**Items from a dataset**
::::::
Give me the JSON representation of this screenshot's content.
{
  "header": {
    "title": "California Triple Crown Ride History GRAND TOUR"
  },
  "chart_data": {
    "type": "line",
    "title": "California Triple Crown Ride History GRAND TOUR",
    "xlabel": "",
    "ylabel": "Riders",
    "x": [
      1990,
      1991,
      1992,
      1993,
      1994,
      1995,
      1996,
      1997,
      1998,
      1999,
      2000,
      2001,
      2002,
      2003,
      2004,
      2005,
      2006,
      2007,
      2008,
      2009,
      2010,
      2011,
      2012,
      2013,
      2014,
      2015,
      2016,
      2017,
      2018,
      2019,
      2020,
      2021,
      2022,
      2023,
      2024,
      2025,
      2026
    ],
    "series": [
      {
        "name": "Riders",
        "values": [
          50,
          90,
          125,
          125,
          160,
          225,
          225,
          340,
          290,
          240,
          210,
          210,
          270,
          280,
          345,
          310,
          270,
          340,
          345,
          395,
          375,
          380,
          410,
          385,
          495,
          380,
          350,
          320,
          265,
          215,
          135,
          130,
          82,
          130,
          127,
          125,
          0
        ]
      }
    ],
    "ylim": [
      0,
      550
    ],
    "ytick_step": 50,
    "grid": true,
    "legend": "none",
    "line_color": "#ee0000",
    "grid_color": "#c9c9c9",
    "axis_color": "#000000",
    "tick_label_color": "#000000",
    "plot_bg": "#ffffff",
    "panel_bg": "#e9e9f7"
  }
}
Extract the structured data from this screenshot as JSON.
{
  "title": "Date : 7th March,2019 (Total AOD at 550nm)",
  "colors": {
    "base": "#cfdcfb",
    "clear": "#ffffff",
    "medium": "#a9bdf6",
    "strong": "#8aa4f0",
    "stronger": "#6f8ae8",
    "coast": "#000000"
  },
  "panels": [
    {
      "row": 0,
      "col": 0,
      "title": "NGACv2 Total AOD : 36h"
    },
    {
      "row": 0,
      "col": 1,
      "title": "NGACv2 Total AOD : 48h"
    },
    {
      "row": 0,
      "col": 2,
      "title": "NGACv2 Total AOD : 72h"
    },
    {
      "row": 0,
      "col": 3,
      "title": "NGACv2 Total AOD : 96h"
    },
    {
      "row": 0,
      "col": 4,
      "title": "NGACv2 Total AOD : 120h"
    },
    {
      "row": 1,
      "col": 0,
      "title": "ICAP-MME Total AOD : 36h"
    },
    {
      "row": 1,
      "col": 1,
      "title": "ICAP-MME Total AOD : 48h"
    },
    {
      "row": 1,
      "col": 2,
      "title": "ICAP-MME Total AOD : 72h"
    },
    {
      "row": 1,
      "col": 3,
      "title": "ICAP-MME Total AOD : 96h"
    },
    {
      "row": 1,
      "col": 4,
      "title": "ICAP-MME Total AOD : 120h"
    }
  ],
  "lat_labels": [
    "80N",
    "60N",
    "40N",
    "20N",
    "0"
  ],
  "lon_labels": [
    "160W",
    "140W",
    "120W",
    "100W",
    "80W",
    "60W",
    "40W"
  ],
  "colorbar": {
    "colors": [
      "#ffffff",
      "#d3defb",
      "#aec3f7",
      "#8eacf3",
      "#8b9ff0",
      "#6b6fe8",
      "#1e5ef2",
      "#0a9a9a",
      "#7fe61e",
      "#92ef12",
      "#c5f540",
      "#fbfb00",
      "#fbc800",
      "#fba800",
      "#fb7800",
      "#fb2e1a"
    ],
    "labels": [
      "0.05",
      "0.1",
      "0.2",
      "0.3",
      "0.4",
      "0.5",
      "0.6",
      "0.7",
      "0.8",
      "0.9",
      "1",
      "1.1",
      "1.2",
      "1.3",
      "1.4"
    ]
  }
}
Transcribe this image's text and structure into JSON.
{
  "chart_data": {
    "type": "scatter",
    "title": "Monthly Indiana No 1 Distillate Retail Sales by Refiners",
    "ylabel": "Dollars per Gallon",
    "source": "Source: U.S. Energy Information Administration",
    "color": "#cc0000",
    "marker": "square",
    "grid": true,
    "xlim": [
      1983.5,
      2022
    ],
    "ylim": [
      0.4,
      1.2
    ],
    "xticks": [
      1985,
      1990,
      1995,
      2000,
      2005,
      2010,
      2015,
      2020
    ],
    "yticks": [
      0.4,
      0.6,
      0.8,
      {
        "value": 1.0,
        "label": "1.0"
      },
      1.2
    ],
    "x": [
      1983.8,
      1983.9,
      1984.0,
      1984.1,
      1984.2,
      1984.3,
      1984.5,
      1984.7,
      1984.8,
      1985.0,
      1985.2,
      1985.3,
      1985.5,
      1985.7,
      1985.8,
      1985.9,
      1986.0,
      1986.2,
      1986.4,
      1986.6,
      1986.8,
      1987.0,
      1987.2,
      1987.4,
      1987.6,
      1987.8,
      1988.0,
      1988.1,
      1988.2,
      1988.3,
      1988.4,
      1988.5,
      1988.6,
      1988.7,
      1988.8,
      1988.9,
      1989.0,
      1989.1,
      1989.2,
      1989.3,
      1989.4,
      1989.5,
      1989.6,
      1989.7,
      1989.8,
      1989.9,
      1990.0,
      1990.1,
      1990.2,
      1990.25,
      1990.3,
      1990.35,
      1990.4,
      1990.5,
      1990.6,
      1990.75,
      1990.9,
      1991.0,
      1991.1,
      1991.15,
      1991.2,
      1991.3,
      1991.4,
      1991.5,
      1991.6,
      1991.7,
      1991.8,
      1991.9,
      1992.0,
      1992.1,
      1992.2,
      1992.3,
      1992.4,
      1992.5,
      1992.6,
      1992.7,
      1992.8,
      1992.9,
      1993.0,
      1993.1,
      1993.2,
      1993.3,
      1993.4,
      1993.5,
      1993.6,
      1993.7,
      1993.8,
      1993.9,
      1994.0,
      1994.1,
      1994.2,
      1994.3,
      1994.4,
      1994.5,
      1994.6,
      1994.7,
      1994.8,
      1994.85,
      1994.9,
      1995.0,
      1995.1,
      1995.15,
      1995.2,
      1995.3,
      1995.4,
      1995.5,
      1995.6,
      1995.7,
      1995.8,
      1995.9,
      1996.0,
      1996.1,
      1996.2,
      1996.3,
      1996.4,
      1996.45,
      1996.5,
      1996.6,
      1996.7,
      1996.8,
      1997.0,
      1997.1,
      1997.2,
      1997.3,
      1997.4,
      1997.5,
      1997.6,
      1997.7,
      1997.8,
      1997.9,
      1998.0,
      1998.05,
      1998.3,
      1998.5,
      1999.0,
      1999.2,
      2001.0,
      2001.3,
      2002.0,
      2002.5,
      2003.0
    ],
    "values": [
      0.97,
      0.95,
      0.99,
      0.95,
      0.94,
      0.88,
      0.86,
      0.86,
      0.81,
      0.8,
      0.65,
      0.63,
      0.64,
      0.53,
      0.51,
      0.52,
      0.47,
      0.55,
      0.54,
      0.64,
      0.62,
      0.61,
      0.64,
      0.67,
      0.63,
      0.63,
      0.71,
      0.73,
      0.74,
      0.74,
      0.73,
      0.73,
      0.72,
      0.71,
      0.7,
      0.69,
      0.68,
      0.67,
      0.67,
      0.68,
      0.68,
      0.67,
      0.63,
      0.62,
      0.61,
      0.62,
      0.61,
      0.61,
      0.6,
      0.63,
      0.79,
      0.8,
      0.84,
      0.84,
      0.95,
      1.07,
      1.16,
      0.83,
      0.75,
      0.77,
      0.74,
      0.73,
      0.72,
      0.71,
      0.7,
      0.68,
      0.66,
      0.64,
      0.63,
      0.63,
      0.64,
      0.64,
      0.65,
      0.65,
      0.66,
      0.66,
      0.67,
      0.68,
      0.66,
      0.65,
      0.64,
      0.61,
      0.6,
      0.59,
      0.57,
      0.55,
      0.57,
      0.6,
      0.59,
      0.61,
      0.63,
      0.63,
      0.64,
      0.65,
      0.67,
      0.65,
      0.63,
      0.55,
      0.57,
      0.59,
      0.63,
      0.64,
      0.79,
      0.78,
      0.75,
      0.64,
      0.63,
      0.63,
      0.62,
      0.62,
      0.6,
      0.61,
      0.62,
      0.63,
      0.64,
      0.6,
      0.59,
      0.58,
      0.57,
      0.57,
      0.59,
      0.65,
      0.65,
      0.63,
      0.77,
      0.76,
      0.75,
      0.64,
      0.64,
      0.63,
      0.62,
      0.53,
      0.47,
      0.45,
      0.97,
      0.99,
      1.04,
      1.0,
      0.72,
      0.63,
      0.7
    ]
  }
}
::::::
**EXERCISE GOAL**
In the records above, collect each line with "TOUR".

**TASK OUTPUT**
    "title": "California Triple Crown Ride History GRAND TOUR"
    "title": "California Triple Crown Ride History GRAND TOUR",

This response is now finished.